#### EXERCISE BRIEF:
From the entries below, list each line with "Integer".

** start of RECORDED INFORMATION **

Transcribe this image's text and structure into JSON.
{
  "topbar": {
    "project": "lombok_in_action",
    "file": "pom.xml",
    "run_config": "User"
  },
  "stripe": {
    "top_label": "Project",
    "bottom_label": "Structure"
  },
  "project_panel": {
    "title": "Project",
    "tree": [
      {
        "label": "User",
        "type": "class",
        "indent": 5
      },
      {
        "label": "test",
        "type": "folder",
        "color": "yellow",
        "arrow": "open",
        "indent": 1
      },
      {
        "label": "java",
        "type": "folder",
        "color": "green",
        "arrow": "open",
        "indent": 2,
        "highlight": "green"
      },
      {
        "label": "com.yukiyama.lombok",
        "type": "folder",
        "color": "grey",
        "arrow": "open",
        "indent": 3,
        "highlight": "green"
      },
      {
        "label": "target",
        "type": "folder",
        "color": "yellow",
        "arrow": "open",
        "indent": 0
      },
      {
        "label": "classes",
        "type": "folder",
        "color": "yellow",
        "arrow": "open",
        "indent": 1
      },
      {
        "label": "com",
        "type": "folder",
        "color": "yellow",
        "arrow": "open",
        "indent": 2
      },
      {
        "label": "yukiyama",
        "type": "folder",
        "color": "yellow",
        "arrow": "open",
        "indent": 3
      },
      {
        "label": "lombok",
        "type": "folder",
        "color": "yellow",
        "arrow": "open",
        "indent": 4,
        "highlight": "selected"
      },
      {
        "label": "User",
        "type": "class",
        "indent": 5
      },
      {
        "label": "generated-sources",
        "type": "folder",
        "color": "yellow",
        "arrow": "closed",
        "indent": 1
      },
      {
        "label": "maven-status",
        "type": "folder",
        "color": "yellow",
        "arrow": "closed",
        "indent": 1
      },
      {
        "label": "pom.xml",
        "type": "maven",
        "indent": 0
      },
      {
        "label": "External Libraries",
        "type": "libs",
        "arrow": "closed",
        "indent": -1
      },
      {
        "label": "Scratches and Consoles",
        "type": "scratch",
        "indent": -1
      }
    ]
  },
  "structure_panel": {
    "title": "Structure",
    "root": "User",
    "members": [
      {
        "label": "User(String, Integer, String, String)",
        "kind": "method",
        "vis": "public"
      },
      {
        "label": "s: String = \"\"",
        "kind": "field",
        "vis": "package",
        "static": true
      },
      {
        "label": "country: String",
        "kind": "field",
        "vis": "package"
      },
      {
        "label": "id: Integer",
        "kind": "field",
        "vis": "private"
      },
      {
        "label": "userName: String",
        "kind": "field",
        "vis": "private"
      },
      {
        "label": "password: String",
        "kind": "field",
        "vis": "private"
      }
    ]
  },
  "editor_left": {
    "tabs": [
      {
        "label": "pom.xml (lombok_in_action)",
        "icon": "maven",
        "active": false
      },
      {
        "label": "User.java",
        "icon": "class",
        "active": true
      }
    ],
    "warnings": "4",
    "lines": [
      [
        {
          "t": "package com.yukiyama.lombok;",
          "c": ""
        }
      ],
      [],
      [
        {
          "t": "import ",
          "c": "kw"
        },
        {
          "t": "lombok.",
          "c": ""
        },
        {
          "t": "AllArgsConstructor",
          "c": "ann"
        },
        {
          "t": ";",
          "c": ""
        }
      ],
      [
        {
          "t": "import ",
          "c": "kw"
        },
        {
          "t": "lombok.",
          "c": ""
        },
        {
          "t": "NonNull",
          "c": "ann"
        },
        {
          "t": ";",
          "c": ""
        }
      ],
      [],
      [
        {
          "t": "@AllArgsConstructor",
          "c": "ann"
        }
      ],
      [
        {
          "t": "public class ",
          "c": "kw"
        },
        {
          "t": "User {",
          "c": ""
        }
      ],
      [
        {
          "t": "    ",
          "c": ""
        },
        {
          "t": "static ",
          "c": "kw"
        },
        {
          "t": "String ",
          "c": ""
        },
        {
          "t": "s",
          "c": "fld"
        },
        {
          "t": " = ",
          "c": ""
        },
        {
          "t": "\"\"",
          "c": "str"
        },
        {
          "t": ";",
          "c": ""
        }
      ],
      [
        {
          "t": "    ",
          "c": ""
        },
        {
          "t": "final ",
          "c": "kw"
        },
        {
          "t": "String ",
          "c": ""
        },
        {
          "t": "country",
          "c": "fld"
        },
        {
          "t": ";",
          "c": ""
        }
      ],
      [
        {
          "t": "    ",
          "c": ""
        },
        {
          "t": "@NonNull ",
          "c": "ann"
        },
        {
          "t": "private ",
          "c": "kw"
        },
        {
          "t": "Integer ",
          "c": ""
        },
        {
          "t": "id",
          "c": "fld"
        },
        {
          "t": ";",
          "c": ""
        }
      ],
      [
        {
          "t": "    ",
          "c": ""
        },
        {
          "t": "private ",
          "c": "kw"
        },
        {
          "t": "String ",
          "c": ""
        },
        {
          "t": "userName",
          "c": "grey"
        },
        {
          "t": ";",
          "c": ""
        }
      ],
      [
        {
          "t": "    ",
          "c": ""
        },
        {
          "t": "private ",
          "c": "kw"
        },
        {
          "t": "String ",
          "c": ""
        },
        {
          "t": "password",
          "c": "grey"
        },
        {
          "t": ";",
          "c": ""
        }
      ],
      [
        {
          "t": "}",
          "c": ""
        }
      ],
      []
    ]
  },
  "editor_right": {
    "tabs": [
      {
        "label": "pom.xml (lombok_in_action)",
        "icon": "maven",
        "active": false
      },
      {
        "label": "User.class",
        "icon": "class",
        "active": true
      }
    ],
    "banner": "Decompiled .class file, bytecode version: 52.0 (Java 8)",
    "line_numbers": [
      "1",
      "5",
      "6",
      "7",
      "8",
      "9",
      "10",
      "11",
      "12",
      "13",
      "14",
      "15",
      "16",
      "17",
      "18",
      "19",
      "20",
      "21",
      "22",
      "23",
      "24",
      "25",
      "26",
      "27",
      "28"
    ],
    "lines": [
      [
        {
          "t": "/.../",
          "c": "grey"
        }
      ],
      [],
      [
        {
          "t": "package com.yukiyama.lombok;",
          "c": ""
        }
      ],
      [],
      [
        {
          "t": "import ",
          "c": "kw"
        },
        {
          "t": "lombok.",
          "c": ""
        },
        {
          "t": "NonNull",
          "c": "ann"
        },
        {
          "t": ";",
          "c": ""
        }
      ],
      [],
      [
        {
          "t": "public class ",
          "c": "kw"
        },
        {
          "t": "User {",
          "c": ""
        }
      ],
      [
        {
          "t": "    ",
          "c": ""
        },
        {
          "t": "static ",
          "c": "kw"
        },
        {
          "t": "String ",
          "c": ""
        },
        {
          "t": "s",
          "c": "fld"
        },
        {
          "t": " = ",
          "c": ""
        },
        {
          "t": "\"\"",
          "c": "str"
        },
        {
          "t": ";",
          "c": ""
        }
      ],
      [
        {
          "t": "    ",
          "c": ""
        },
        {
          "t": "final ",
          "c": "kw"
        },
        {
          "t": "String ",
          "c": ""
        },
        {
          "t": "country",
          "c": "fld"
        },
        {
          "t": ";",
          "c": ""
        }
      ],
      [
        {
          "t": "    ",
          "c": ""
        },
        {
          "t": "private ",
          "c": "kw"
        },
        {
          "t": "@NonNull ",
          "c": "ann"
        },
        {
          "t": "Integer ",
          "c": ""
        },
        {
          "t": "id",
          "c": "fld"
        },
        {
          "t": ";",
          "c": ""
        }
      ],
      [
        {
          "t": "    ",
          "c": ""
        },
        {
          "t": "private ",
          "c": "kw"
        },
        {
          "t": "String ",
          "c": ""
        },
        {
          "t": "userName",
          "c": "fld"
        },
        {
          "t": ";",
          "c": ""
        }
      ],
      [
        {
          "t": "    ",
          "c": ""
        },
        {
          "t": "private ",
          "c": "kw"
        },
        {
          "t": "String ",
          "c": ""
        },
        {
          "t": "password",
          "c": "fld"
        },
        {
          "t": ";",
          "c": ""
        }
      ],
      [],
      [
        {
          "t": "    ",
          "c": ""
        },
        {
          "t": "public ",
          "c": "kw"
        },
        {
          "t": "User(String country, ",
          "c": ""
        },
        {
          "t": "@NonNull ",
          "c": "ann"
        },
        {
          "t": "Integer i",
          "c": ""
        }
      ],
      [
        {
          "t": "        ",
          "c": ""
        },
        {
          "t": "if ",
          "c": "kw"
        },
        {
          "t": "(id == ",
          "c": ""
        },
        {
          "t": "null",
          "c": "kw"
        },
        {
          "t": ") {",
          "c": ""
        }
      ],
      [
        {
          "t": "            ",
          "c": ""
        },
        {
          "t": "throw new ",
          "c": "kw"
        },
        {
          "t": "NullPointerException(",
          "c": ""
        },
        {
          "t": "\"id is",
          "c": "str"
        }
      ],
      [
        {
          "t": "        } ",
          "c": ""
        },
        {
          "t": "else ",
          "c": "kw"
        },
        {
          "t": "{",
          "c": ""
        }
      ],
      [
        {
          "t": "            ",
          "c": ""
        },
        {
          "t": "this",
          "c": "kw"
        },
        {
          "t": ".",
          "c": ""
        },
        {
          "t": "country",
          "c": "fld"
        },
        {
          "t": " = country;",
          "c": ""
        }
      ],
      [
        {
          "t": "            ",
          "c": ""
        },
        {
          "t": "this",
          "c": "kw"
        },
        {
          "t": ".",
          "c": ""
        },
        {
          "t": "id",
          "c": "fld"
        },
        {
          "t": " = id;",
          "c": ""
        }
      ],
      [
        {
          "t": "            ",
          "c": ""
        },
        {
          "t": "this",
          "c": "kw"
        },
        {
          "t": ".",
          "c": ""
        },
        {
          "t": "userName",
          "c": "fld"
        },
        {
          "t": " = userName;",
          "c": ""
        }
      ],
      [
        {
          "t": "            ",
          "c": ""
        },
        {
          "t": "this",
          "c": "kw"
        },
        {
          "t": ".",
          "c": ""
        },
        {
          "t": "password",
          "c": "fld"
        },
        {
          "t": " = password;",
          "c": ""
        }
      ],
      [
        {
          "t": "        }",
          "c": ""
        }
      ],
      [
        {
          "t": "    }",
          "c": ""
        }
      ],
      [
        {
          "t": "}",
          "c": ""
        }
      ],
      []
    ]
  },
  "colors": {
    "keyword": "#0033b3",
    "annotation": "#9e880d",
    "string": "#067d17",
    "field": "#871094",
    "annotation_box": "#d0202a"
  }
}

** end of RECORDED INFORMATION **

#### EXPECTED ANSWER:
        "label": "User(String, Integer, String, String)",
        "label": "id: Integer",
          "t": "Integer ",
          "t": "Integer ",
          "t": "Integer i",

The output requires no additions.